● Stated exercise: Which lines hold the word "April"? Copy each of them from the material.

····················

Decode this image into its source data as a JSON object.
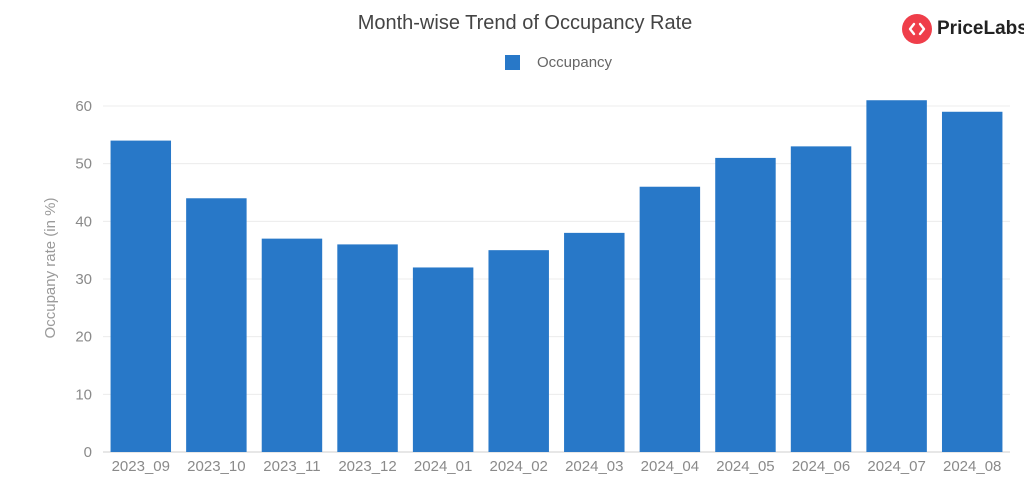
{
  "brand": {
    "logo_text": "PriceLabs",
    "logo_color": "#ef3e4a"
  },
  "chart_data": {
    "type": "bar",
    "title": "Month-wise Trend of Occupancy Rate",
    "xlabel": "",
    "ylabel": "Occupany rate (in %)",
    "categories": [
      "2023_09",
      "2023_10",
      "2023_11",
      "2023_12",
      "2024_01",
      "2024_02",
      "2024_03",
      "2024_04",
      "2024_05",
      "2024_06",
      "2024_07",
      "2024_08"
    ],
    "series": [
      {
        "name": "Occupancy",
        "color": "#2878c8",
        "values": [
          54,
          44,
          37,
          36,
          32,
          35,
          38,
          46,
          51,
          53,
          61,
          59
        ]
      }
    ],
    "ylim": [
      0,
      60
    ],
    "yticks": [
      0,
      10,
      20,
      30,
      40,
      50,
      60
    ],
    "grid": true,
    "legend": "top-center"
  }
}
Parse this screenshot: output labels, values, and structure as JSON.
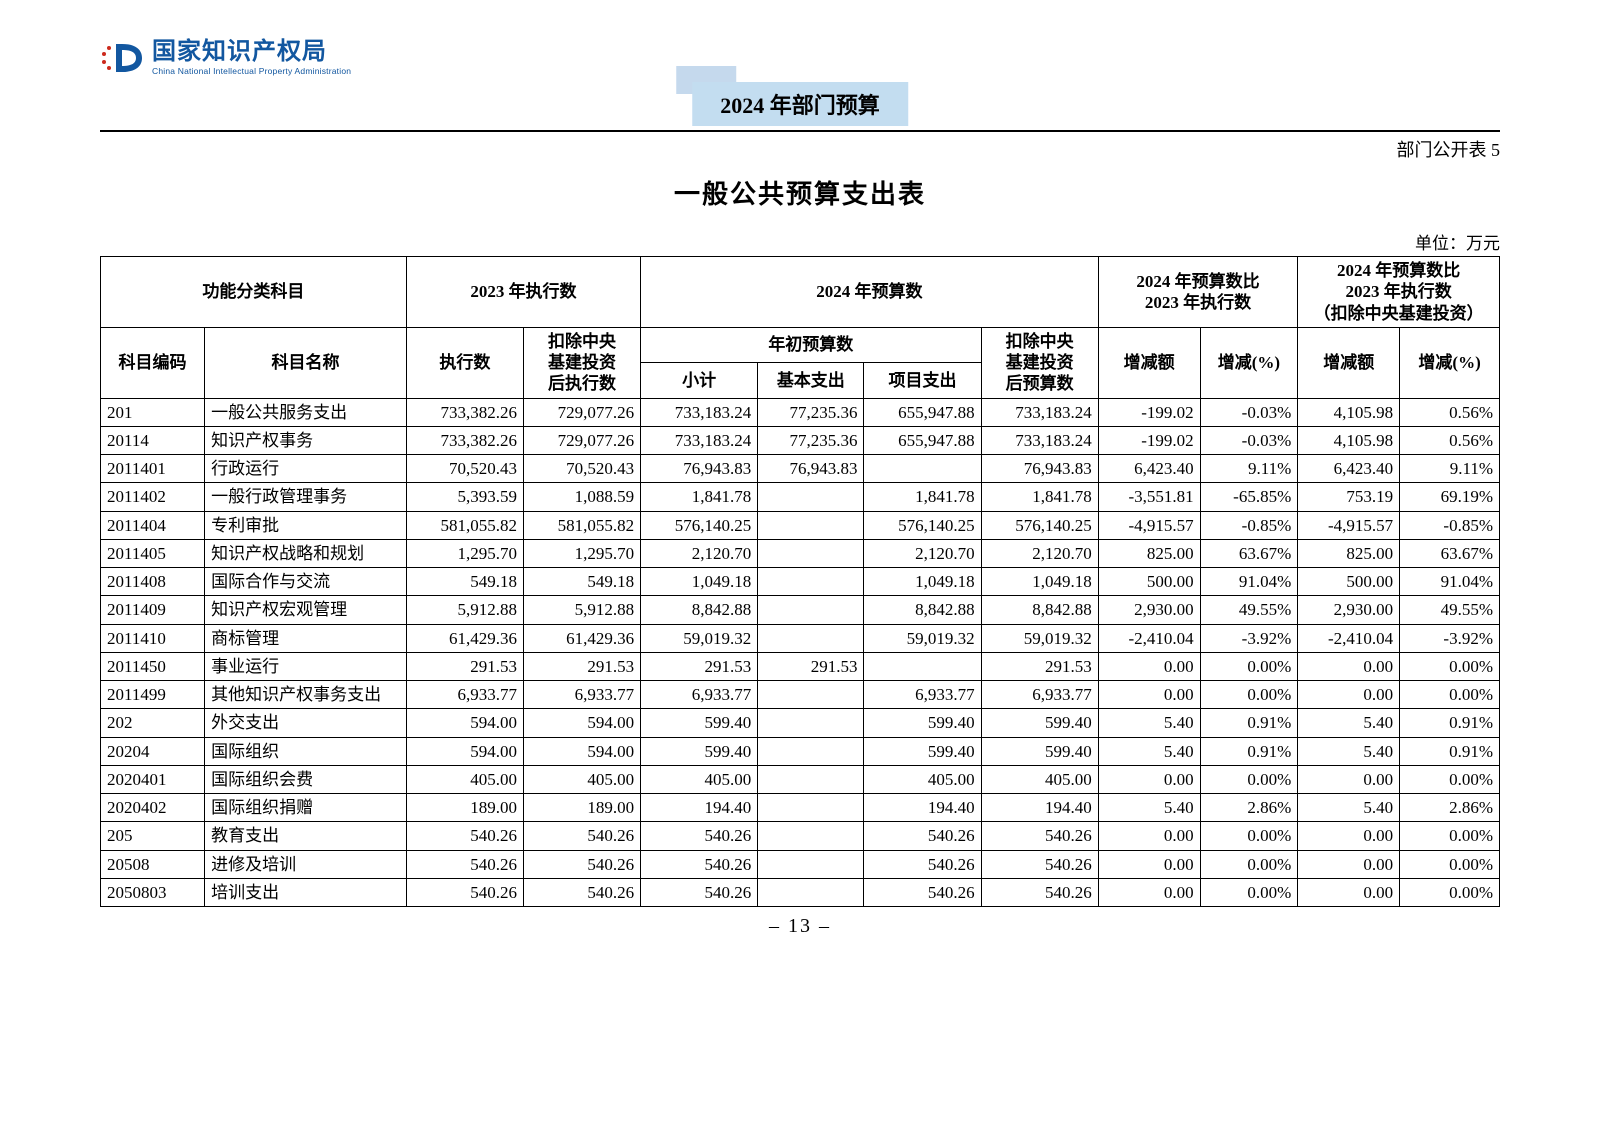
{
  "org": {
    "name_cn": "国家知识产权局",
    "name_en": "China National Intellectual Property Administration",
    "logo_color": "#1257a0",
    "logo_accent": "#cc2a1d"
  },
  "doc": {
    "tag": "2024 年部门预算",
    "tag_bg": "#c3ddf0",
    "tag_shadow": "#c5d9ed",
    "table_label": "部门公开表 5",
    "title": "一般公共预算支出表",
    "unit": "单位：万元",
    "page_number": "– 13 –"
  },
  "table": {
    "head": {
      "g1": "功能分类科目",
      "g2": "2023 年执行数",
      "g3": "2024 年预算数",
      "g4a": "2024 年预算数比",
      "g4b": "2023 年执行数",
      "g5a": "2024 年预算数比",
      "g5b": "2023 年执行数",
      "g5c": "（扣除中央基建投资）",
      "code": "科目编码",
      "name": "科目名称",
      "exec": "执行数",
      "exec_ex_a": "扣除中央",
      "exec_ex_b": "基建投资",
      "exec_ex_c": "后执行数",
      "init": "年初预算数",
      "sub": "小计",
      "basic": "基本支出",
      "proj": "项目支出",
      "budget_ex_a": "扣除中央",
      "budget_ex_b": "基建投资",
      "budget_ex_c": "后预算数",
      "chg_amt": "增减额",
      "chg_pct": "增减(%)"
    },
    "columns_align": [
      "code",
      "name",
      "num",
      "num",
      "num",
      "num",
      "num",
      "num",
      "num",
      "num",
      "num",
      "num"
    ],
    "rows": [
      [
        "201",
        "一般公共服务支出",
        "733,382.26",
        "729,077.26",
        "733,183.24",
        "77,235.36",
        "655,947.88",
        "733,183.24",
        "-199.02",
        "-0.03%",
        "4,105.98",
        "0.56%"
      ],
      [
        "20114",
        "知识产权事务",
        "733,382.26",
        "729,077.26",
        "733,183.24",
        "77,235.36",
        "655,947.88",
        "733,183.24",
        "-199.02",
        "-0.03%",
        "4,105.98",
        "0.56%"
      ],
      [
        "2011401",
        "行政运行",
        "70,520.43",
        "70,520.43",
        "76,943.83",
        "76,943.83",
        "",
        "76,943.83",
        "6,423.40",
        "9.11%",
        "6,423.40",
        "9.11%"
      ],
      [
        "2011402",
        "一般行政管理事务",
        "5,393.59",
        "1,088.59",
        "1,841.78",
        "",
        "1,841.78",
        "1,841.78",
        "-3,551.81",
        "-65.85%",
        "753.19",
        "69.19%"
      ],
      [
        "2011404",
        "专利审批",
        "581,055.82",
        "581,055.82",
        "576,140.25",
        "",
        "576,140.25",
        "576,140.25",
        "-4,915.57",
        "-0.85%",
        "-4,915.57",
        "-0.85%"
      ],
      [
        "2011405",
        "知识产权战略和规划",
        "1,295.70",
        "1,295.70",
        "2,120.70",
        "",
        "2,120.70",
        "2,120.70",
        "825.00",
        "63.67%",
        "825.00",
        "63.67%"
      ],
      [
        "2011408",
        "国际合作与交流",
        "549.18",
        "549.18",
        "1,049.18",
        "",
        "1,049.18",
        "1,049.18",
        "500.00",
        "91.04%",
        "500.00",
        "91.04%"
      ],
      [
        "2011409",
        "知识产权宏观管理",
        "5,912.88",
        "5,912.88",
        "8,842.88",
        "",
        "8,842.88",
        "8,842.88",
        "2,930.00",
        "49.55%",
        "2,930.00",
        "49.55%"
      ],
      [
        "2011410",
        "商标管理",
        "61,429.36",
        "61,429.36",
        "59,019.32",
        "",
        "59,019.32",
        "59,019.32",
        "-2,410.04",
        "-3.92%",
        "-2,410.04",
        "-3.92%"
      ],
      [
        "2011450",
        "事业运行",
        "291.53",
        "291.53",
        "291.53",
        "291.53",
        "",
        "291.53",
        "0.00",
        "0.00%",
        "0.00",
        "0.00%"
      ],
      [
        "2011499",
        "其他知识产权事务支出",
        "6,933.77",
        "6,933.77",
        "6,933.77",
        "",
        "6,933.77",
        "6,933.77",
        "0.00",
        "0.00%",
        "0.00",
        "0.00%"
      ],
      [
        "202",
        "外交支出",
        "594.00",
        "594.00",
        "599.40",
        "",
        "599.40",
        "599.40",
        "5.40",
        "0.91%",
        "5.40",
        "0.91%"
      ],
      [
        "20204",
        "国际组织",
        "594.00",
        "594.00",
        "599.40",
        "",
        "599.40",
        "599.40",
        "5.40",
        "0.91%",
        "5.40",
        "0.91%"
      ],
      [
        "2020401",
        "国际组织会费",
        "405.00",
        "405.00",
        "405.00",
        "",
        "405.00",
        "405.00",
        "0.00",
        "0.00%",
        "0.00",
        "0.00%"
      ],
      [
        "2020402",
        "国际组织捐赠",
        "189.00",
        "189.00",
        "194.40",
        "",
        "194.40",
        "194.40",
        "5.40",
        "2.86%",
        "5.40",
        "2.86%"
      ],
      [
        "205",
        "教育支出",
        "540.26",
        "540.26",
        "540.26",
        "",
        "540.26",
        "540.26",
        "0.00",
        "0.00%",
        "0.00",
        "0.00%"
      ],
      [
        "20508",
        "进修及培训",
        "540.26",
        "540.26",
        "540.26",
        "",
        "540.26",
        "540.26",
        "0.00",
        "0.00%",
        "0.00",
        "0.00%"
      ],
      [
        "2050803",
        "培训支出",
        "540.26",
        "540.26",
        "540.26",
        "",
        "540.26",
        "540.26",
        "0.00",
        "0.00%",
        "0.00",
        "0.00%"
      ]
    ]
  }
}
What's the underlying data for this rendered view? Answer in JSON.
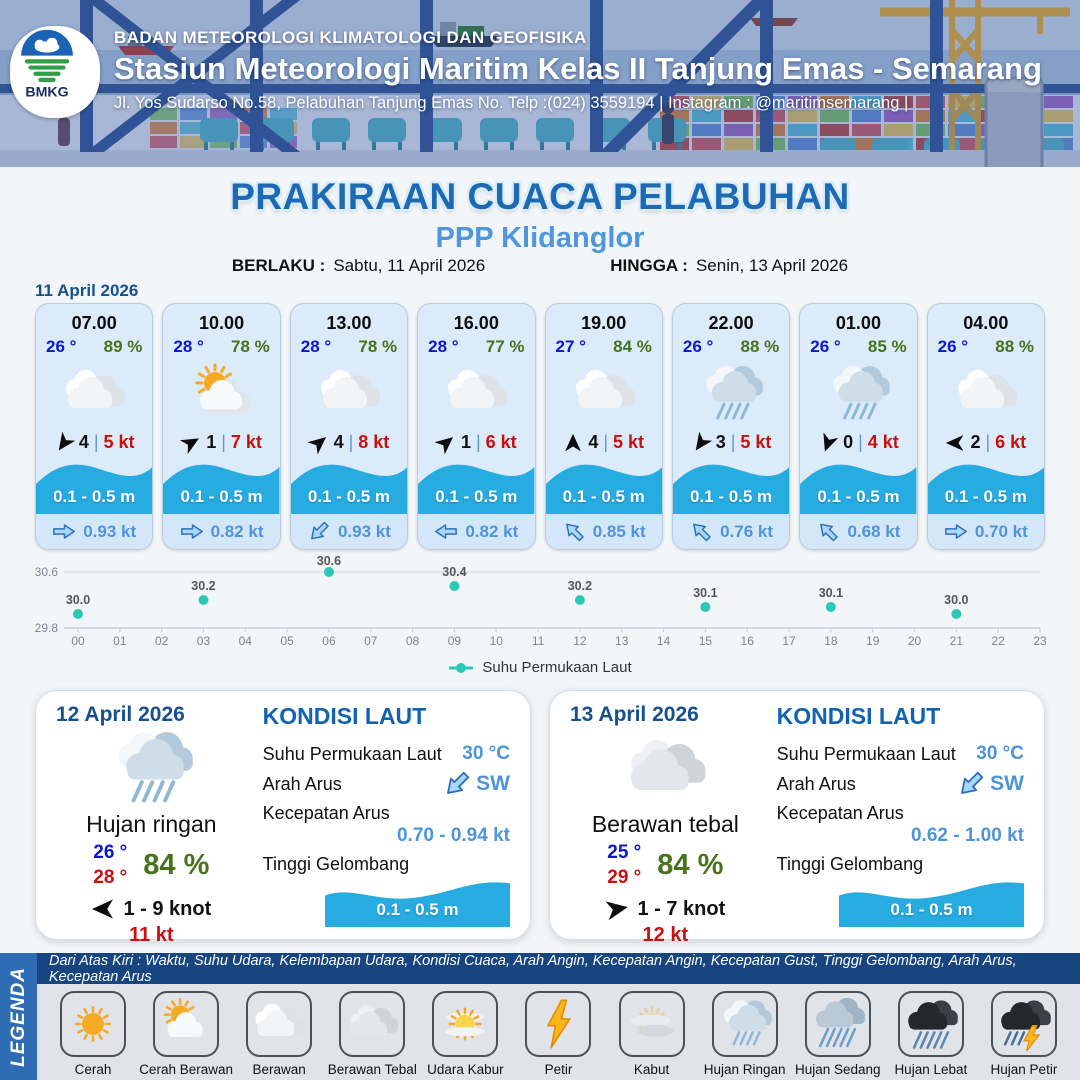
{
  "header": {
    "logo_text": "BMKG",
    "line1": "BADAN METEOROLOGI KLIMATOLOGI DAN GEOFISIKA",
    "line2": "Stasiun Meteorologi Maritim Kelas II Tanjung Emas - Semarang",
    "line3": "Jl. Yos Sudarso No.58, Pelabuhan Tanjung Emas No. Telp :(024) 3559194 | Instagram : @maritimsemarang |"
  },
  "title": {
    "main": "PRAKIRAAN CUACA PELABUHAN",
    "subtitle": "PPP Klidanglor",
    "berlaku_label": "BERLAKU :",
    "berlaku_value": "Sabtu, 11 April 2026",
    "hingga_label": "HINGGA :",
    "hingga_value": "Senin, 13 April 2026"
  },
  "forecast_date": "11 April 2026",
  "wind_sep": "|",
  "forecast_cards": [
    {
      "time": "07.00",
      "temp": "26 °",
      "humidity": "89 %",
      "icon": "berawan",
      "wind_dir_deg": 215,
      "wind_speed": "4",
      "gust": "5 kt",
      "wave": "0.1 - 0.5 m",
      "current_dir_deg": 0,
      "current_speed": "0.93 kt"
    },
    {
      "time": "10.00",
      "temp": "28 °",
      "humidity": "78 %",
      "icon": "cerah-berawan",
      "wind_dir_deg": 60,
      "wind_speed": "1",
      "gust": "7 kt",
      "wave": "0.1 - 0.5 m",
      "current_dir_deg": 0,
      "current_speed": "0.82 kt"
    },
    {
      "time": "13.00",
      "temp": "28 °",
      "humidity": "78 %",
      "icon": "berawan",
      "wind_dir_deg": 50,
      "wind_speed": "4",
      "gust": "8 kt",
      "wave": "0.1 - 0.5 m",
      "current_dir_deg": 135,
      "current_speed": "0.93 kt"
    },
    {
      "time": "16.00",
      "temp": "28 °",
      "humidity": "77 %",
      "icon": "berawan",
      "wind_dir_deg": 50,
      "wind_speed": "1",
      "gust": "6 kt",
      "wave": "0.1 - 0.5 m",
      "current_dir_deg": 180,
      "current_speed": "0.82 kt"
    },
    {
      "time": "19.00",
      "temp": "27 °",
      "humidity": "84 %",
      "icon": "berawan",
      "wind_dir_deg": 0,
      "wind_speed": "4",
      "gust": "5 kt",
      "wave": "0.1 - 0.5 m",
      "current_dir_deg": -135,
      "current_speed": "0.85 kt"
    },
    {
      "time": "22.00",
      "temp": "26 °",
      "humidity": "88 %",
      "icon": "hujan-ringan",
      "wind_dir_deg": 215,
      "wind_speed": "3",
      "gust": "5 kt",
      "wave": "0.1 - 0.5 m",
      "current_dir_deg": -135,
      "current_speed": "0.76 kt"
    },
    {
      "time": "01.00",
      "temp": "26 °",
      "humidity": "85 %",
      "icon": "hujan-ringan",
      "wind_dir_deg": 200,
      "wind_speed": "0",
      "gust": "4 kt",
      "wave": "0.1 - 0.5 m",
      "current_dir_deg": -135,
      "current_speed": "0.68 kt"
    },
    {
      "time": "04.00",
      "temp": "26 °",
      "humidity": "88 %",
      "icon": "berawan",
      "wind_dir_deg": 270,
      "wind_speed": "2",
      "gust": "6 kt",
      "wave": "0.1 - 0.5 m",
      "current_dir_deg": 0,
      "current_speed": "0.70 kt"
    }
  ],
  "chart_data": {
    "type": "scatter",
    "x": [
      0,
      3,
      6,
      9,
      12,
      15,
      18,
      21
    ],
    "values": [
      30.0,
      30.2,
      30.6,
      30.4,
      30.2,
      30.1,
      30.1,
      30.0
    ],
    "x_ticks": [
      "00",
      "01",
      "02",
      "03",
      "04",
      "05",
      "06",
      "07",
      "08",
      "09",
      "10",
      "11",
      "12",
      "13",
      "14",
      "15",
      "16",
      "17",
      "18",
      "19",
      "20",
      "21",
      "22",
      "23"
    ],
    "ylim": [
      29.8,
      30.6
    ],
    "series_name": "Suhu Permukaan Laut",
    "point_color": "#2bc8b8",
    "grid": true,
    "legend_position": "bottom"
  },
  "daily_cards": [
    {
      "date": "12 April 2026",
      "icon": "hujan-ringan",
      "condition": "Hujan ringan",
      "temp_min": "26 °",
      "temp_max": "28 °",
      "humidity": "84 %",
      "wind_dir_deg": 270,
      "wind_range": "1 - 9 knot",
      "gust": "11 kt",
      "sea": {
        "heading": "KONDISI LAUT",
        "sst_label": "Suhu Permukaan Laut",
        "sst": "30 °C",
        "current_dir_label": "Arah Arus",
        "current_dir": "SW",
        "current_dir_deg": 135,
        "current_speed_label": "Kecepatan Arus",
        "current_speed": "0.70 - 0.94 kt",
        "wave_label": "Tinggi Gelombang",
        "wave": "0.1 - 0.5 m"
      }
    },
    {
      "date": "13 April 2026",
      "icon": "berawan-tebal",
      "condition": "Berawan tebal",
      "temp_min": "25 °",
      "temp_max": "29 °",
      "humidity": "84 %",
      "wind_dir_deg": 80,
      "wind_range": "1 - 7 knot",
      "gust": "12 kt",
      "sea": {
        "heading": "KONDISI LAUT",
        "sst_label": "Suhu Permukaan Laut",
        "sst": "30 °C",
        "current_dir_label": "Arah Arus",
        "current_dir": "SW",
        "current_dir_deg": 135,
        "current_speed_label": "Kecepatan Arus",
        "current_speed": "0.62 - 1.00 kt",
        "wave_label": "Tinggi Gelombang",
        "wave": "0.1 - 0.5 m"
      }
    }
  ],
  "legend": {
    "vertical_label": "LEGENDA",
    "description": "Dari Atas Kiri : Waktu, Suhu Udara, Kelembapan Udara, Kondisi Cuaca, Arah Angin, Kecepatan Angin, Kecepatan Gust, Tinggi Gelombang, Arah Arus, Kecepatan Arus",
    "items": [
      {
        "label": "Cerah",
        "icon": "cerah"
      },
      {
        "label": "Cerah Berawan",
        "icon": "cerah-berawan"
      },
      {
        "label": "Berawan",
        "icon": "berawan"
      },
      {
        "label": "Berawan Tebal",
        "icon": "berawan-tebal"
      },
      {
        "label": "Udara Kabur",
        "icon": "udara-kabur"
      },
      {
        "label": "Petir",
        "icon": "petir"
      },
      {
        "label": "Kabut",
        "icon": "kabut"
      },
      {
        "label": "Hujan Ringan",
        "icon": "hujan-ringan"
      },
      {
        "label": "Hujan Sedang",
        "icon": "hujan-sedang"
      },
      {
        "label": "Hujan Lebat",
        "icon": "hujan-lebat"
      },
      {
        "label": "Hujan Petir",
        "icon": "hujan-petir"
      }
    ]
  },
  "colors": {
    "title_blue": "#1d69b4",
    "subtitle_blue": "#4f96dd",
    "date_blue": "#16508e",
    "temp_blue": "#0b16cf",
    "humidity_green": "#47731c",
    "gust_red": "#cb0e0e",
    "wave_blue": "#27ace2",
    "value_blue": "#4e94da",
    "chart_teal": "#2bc8b8",
    "legend_bar_blue": "#2e6db4",
    "legend_strip_navy": "#17457f"
  }
}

····················

● Task solution:
    "berlaku_value": "Sabtu, 11 April 2026",
    "hingga_value": "Senin, 13 April 2026"
  "forecast_date": "11 April 2026",
      "date": "12 April 2026",
      "date": "13 April 2026",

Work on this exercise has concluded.